__WORK REQUIRED__: Copy every line of the material below word for word.
-- Start --
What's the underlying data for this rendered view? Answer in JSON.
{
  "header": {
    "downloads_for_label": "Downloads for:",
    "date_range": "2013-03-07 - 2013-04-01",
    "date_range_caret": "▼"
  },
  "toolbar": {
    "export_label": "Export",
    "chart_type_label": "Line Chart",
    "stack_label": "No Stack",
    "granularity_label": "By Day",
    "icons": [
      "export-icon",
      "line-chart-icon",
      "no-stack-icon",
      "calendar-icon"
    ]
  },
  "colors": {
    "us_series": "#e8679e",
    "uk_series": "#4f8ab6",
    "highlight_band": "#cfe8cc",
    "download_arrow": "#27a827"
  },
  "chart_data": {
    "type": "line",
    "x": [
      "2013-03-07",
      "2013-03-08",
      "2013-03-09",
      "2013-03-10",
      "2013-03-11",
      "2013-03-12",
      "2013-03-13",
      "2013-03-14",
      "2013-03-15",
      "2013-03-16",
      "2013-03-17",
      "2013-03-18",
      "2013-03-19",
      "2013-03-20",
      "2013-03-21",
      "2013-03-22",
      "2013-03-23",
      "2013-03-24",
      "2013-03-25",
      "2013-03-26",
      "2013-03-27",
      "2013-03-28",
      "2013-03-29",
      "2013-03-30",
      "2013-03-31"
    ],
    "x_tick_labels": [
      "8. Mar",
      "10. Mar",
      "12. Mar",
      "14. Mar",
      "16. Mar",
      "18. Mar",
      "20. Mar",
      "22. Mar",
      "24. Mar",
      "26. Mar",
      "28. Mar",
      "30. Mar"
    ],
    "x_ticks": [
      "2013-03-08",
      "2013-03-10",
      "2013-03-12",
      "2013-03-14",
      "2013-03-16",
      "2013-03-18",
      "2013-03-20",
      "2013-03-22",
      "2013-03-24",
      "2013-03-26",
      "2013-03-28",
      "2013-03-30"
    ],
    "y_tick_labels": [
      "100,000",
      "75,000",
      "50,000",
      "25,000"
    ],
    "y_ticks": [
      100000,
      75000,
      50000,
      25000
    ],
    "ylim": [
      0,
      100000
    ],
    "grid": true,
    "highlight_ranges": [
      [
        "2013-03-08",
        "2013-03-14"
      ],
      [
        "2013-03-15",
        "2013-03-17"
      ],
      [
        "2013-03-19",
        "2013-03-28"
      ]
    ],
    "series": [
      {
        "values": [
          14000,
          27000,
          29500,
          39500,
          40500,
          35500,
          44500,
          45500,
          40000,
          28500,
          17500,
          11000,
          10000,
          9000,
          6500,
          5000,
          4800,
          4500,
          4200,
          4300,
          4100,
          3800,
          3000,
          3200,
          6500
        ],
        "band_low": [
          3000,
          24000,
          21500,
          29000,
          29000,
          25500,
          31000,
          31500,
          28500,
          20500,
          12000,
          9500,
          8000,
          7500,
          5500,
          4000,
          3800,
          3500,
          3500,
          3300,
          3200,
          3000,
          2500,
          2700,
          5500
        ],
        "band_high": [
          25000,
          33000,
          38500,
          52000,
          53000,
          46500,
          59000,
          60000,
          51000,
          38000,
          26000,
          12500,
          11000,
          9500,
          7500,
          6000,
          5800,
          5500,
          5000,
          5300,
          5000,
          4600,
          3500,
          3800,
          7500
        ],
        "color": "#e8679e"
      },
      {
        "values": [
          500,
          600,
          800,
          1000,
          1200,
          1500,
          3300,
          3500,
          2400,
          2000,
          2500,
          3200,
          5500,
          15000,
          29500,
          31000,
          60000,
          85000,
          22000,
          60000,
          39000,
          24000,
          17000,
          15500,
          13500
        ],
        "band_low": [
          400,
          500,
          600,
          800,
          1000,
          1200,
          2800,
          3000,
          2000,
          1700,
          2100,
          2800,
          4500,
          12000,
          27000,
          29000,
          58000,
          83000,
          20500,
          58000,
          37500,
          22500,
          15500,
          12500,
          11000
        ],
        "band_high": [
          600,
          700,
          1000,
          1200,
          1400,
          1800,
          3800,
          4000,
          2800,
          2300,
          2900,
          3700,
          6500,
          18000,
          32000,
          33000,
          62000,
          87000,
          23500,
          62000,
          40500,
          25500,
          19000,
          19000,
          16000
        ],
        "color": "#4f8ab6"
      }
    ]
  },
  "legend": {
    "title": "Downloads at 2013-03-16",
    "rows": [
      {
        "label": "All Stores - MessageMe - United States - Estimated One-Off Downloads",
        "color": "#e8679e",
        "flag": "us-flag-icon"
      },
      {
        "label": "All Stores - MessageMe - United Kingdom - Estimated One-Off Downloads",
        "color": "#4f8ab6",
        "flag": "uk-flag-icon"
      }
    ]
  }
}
-- End --
__RESPONSE FOR THIS EXERCISE__:
What's the underlying data for this rendered view? Answer in JSON.
{
  "header": {
    "downloads_for_label": "Downloads for:",
    "date_range": "2013-03-07 - 2013-04-01",
    "date_range_caret": "▼"
  },
  "toolbar": {
    "export_label": "Export",
    "chart_type_label": "Line Chart",
    "stack_label": "No Stack",
    "granularity_label": "By Day",
    "icons": [
      "export-icon",
      "line-chart-icon",
      "no-stack-icon",
      "calendar-icon"
    ]
  },
  "colors": {
    "us_series": "#e8679e",
    "uk_series": "#4f8ab6",
    "highlight_band": "#cfe8cc",
    "download_arrow": "#27a827"
  },
  "chart_data": {
    "type": "line",
    "x": [
      "2013-03-07",
      "2013-03-08",
      "2013-03-09",
      "2013-03-10",
      "2013-03-11",
      "2013-03-12",
      "2013-03-13",
      "2013-03-14",
      "2013-03-15",
      "2013-03-16",
      "2013-03-17",
      "2013-03-18",
      "2013-03-19",
      "2013-03-20",
      "2013-03-21",
      "2013-03-22",
      "2013-03-23",
      "2013-03-24",
      "2013-03-25",
      "2013-03-26",
      "2013-03-27",
      "2013-03-28",
      "2013-03-29",
      "2013-03-30",
      "2013-03-31"
    ],
    "x_tick_labels": [
      "8. Mar",
      "10. Mar",
      "12. Mar",
      "14. Mar",
      "16. Mar",
      "18. Mar",
      "20. Mar",
      "22. Mar",
      "24. Mar",
      "26. Mar",
      "28. Mar",
      "30. Mar"
    ],
    "x_ticks": [
      "2013-03-08",
      "2013-03-10",
      "2013-03-12",
      "2013-03-14",
      "2013-03-16",
      "2013-03-18",
      "2013-03-20",
      "2013-03-22",
      "2013-03-24",
      "2013-03-26",
      "2013-03-28",
      "2013-03-30"
    ],
    "y_tick_labels": [
      "100,000",
      "75,000",
      "50,000",
      "25,000"
    ],
    "y_ticks": [
      100000,
      75000,
      50000,
      25000
    ],
    "ylim": [
      0,
      100000
    ],
    "grid": true,
    "highlight_ranges": [
      [
        "2013-03-08",
        "2013-03-14"
      ],
      [
        "2013-03-15",
        "2013-03-17"
      ],
      [
        "2013-03-19",
        "2013-03-28"
      ]
    ],
    "series": [
      {
        "values": [
          14000,
          27000,
          29500,
          39500,
          40500,
          35500,
          44500,
          45500,
          40000,
          28500,
          17500,
          11000,
          10000,
          9000,
          6500,
          5000,
          4800,
          4500,
          4200,
          4300,
          4100,
          3800,
          3000,
          3200,
          6500
        ],
        "band_low": [
          3000,
          24000,
          21500,
          29000,
          29000,
          25500,
          31000,
          31500,
          28500,
          20500,
          12000,
          9500,
          8000,
          7500,
          5500,
          4000,
          3800,
          3500,
          3500,
          3300,
          3200,
          3000,
          2500,
          2700,
          5500
        ],
        "band_high": [
          25000,
          33000,
          38500,
          52000,
          53000,
          46500,
          59000,
          60000,
          51000,
          38000,
          26000,
          12500,
          11000,
          9500,
          7500,
          6000,
          5800,
          5500,
          5000,
          5300,
          5000,
          4600,
          3500,
          3800,
          7500
        ],
        "color": "#e8679e"
      },
      {
        "values": [
          500,
          600,
          800,
          1000,
          1200,
          1500,
          3300,
          3500,
          2400,
          2000,
          2500,
          3200,
          5500,
          15000,
          29500,
          31000,
          60000,
          85000,
          22000,
          60000,
          39000,
          24000,
          17000,
          15500,
          13500
        ],
        "band_low": [
          400,
          500,
          600,
          800,
          1000,
          1200,
          2800,
          3000,
          2000,
          1700,
          2100,
          2800,
          4500,
          12000,
          27000,
          29000,
          58000,
          83000,
          20500,
          58000,
          37500,
          22500,
          15500,
          12500,
          11000
        ],
        "band_high": [
          600,
          700,
          1000,
          1200,
          1400,
          1800,
          3800,
          4000,
          2800,
          2300,
          2900,
          3700,
          6500,
          18000,
          32000,
          33000,
          62000,
          87000,
          23500,
          62000,
          40500,
          25500,
          19000,
          19000,
          16000
        ],
        "color": "#4f8ab6"
      }
    ]
  },
  "legend": {
    "title": "Downloads at 2013-03-16",
    "rows": [
      {
        "label": "All Stores - MessageMe - United States - Estimated One-Off Downloads",
        "color": "#e8679e",
        "flag": "us-flag-icon"
      },
      {
        "label": "All Stores - MessageMe - United Kingdom - Estimated One-Off Downloads",
        "color": "#4f8ab6",
        "flag": "uk-flag-icon"
      }
    ]
  }
}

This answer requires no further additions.